**Challenge a**
Lay out the listing lines from the one containing "- level-labels: 1.0733" through the one containing "- candle-body: [360, 213, 368, 226]" as a numbered list, leaving out blank lines.
— Start of Reading passage —
Me personally i think they are all way cute .. they are all dwarf size so they will stay 2-3lb.. which is nice. Right now they are about the size of soft balls ( that includes their fur *lol*) by the time they are 6 weeks the last batch was Almost their mama's size, but of course i got the girls when they were 6 weeks and they were about the same size as their are now.


----------



## qtkitty (Apr 17, 2005)

Lets see i think i can get a picture to get on here.


This is Daisy Dot, Rosebud and Calalilly in order.


----------



## Rosarybeads (Oct 21, 2004)

Okay, talking show-wise:
The holland looks nice, she looks like the color red, with a bit of dark ticking, which technically she shouldn't have.  She could have a "fatter" face for a holland. She has nice ears for a holland too. 

Both dwarves look like sables, but I am less experienced in that color, so I will let someone else who has more experience say. But the one on the left has a nice, round head. The one on the right isn't bad either, but could be rounder. Both have long ears for dwarves, and would most likely be disqualified for that, but they may be in the "okay" range. Still, shorter is better on dwarves. That's from a show perspective.

From a pet perspective, you have some really cute, nice rabbits. The does, since they are a bit on the lankier and not as round size, would be great producers normally, as you can see in your dwarf, for 4 is very good indeed! They are beauties!   Gotta get back into bunnies, makes me miss them. 

If you get a male netherland, get a tiny, tiny one with short ears. Then you can have big, good producing does, with small bucks, and you can keep the little does that look like they take after mama.


----------



## apirlawz (Dec 26, 2003)

qtkitty said:


> .. I got sick of paying pet store prices ..
— End of Reading passage —
— Start of Source data —
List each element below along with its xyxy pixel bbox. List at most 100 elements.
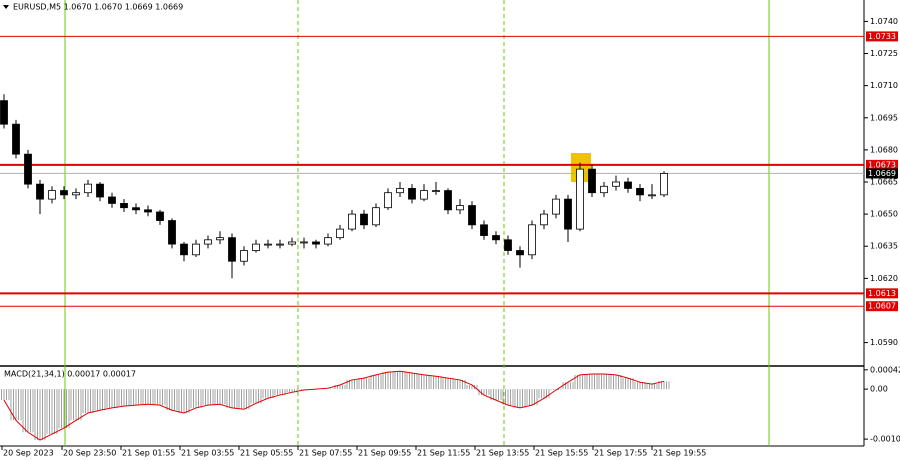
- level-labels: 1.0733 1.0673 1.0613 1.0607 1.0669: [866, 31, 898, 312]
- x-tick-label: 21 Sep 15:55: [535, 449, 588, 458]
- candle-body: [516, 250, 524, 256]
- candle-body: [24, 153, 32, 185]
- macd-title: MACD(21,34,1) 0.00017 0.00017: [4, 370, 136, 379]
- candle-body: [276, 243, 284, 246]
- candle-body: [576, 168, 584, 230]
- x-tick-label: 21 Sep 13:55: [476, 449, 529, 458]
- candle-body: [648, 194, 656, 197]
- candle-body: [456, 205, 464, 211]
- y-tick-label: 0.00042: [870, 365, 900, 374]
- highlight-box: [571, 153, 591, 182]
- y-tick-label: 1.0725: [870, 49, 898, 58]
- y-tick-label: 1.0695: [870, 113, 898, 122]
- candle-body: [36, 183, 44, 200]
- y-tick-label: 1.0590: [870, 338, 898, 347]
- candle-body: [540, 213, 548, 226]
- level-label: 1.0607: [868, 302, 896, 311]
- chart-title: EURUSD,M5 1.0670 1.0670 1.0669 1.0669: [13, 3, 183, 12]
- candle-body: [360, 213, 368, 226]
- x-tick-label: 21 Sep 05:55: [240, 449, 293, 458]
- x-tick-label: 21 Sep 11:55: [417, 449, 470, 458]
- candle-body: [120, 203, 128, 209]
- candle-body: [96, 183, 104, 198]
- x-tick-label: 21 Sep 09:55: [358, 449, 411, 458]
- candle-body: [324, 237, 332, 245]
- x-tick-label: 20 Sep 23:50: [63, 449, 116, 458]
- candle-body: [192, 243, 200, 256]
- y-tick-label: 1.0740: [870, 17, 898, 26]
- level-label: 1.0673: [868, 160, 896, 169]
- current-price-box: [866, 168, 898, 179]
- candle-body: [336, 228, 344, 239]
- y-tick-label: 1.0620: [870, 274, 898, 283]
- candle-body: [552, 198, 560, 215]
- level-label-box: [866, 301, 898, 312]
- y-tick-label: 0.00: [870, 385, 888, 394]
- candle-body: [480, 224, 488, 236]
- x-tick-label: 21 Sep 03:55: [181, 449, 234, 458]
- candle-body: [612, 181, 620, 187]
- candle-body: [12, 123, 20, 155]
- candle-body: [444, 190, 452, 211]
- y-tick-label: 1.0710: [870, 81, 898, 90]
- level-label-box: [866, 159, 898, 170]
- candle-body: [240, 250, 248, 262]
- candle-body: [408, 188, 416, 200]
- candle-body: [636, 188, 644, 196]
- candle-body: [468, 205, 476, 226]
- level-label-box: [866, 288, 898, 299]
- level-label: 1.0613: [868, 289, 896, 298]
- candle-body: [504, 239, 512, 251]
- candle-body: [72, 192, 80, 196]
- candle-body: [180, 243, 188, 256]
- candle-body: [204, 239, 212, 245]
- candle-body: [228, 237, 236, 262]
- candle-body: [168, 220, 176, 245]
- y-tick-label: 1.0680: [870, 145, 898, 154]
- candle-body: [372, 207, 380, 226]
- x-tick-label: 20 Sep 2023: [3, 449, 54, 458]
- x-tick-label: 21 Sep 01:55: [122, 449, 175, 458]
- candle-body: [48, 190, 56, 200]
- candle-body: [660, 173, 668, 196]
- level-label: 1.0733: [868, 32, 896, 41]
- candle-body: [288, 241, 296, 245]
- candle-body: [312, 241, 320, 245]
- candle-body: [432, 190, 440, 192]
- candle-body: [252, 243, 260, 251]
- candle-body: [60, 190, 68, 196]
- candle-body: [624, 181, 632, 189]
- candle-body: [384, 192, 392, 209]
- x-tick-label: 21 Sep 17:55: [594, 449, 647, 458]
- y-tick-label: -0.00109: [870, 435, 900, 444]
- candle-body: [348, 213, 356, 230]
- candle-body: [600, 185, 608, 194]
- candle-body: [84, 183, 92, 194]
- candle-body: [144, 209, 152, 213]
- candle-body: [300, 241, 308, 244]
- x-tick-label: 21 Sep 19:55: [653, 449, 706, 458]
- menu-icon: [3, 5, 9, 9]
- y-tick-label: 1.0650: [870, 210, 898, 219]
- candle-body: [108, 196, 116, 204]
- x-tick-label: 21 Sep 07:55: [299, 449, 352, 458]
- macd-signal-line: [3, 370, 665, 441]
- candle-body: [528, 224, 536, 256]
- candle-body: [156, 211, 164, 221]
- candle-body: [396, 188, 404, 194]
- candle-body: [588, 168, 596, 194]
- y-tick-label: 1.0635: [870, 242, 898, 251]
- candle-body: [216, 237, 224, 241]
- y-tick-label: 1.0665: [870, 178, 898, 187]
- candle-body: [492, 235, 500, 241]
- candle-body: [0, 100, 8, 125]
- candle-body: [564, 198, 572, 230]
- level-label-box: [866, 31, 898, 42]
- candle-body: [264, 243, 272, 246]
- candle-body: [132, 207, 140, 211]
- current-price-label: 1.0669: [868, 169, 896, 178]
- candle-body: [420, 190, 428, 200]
— End of Source data —
**Challenge b**
Rewrite the stretch of the rabbit thread from "From a pet perspective, you" through "(Dec 26, 2003)", swapping "does" for "females".

**Written solution a**
1. - level-labels: 1.0733 1.0673 1.0613 1.0607 1.0669: [866, 31, 898, 312]
2. - x-tick-label: 21 Sep 15:55: [535, 449, 588, 458]
3. - candle-body: [516, 250, 524, 256]
4. - candle-body: [24, 153, 32, 185]
5. - macd-title: MACD(21,34,1) 0.00017 0.00017: [4, 370, 136, 379]
6. - candle-body: [276, 243, 284, 246]
7. - candle-body: [576, 168, 584, 230]
8. - x-tick-label: 21 Sep 13:55: [476, 449, 529, 458]
9. - candle-body: [648, 194, 656, 197]
10. - candle-body: [456, 205, 464, 211]
11. - y-tick-label: 0.00042: [870, 365, 900, 374]
12. - highlight-box: [571, 153, 591, 182]
13. - y-tick-label: 1.0725: [870, 49, 898, 58]
14. - y-tick-label: 1.0695: [870, 113, 898, 122]
15. - candle-body: [36, 183, 44, 200]
16. - y-tick-label: 1.0590: [870, 338, 898, 347]
17. - candle-body: [540, 213, 548, 226]
18. - level-label: 1.0607: [868, 302, 896, 311]
19. - chart-title: EURUSD,M5 1.0670 1.0670 1.0669 1.0669: [13, 3, 183, 12]
20. - candle-body: [360, 213, 368, 226]

**Written solution b**
From a pet perspective, you have some really cute, nice rabbits. The females, since they are a bit on the lankier and not as round size, would be great producers normally, as you can see in your dwarf, for 4 is very good indeed! They are beauties!   Gotta get back into bunnies, makes me miss them. 

If you get a male netherland, get a tiny, tiny one with short ears. Then you can have big, good producing females, with small bucks, and you can keep the little females that look like they take after mama.


----------



## apirlawz (Dec 26, 2003)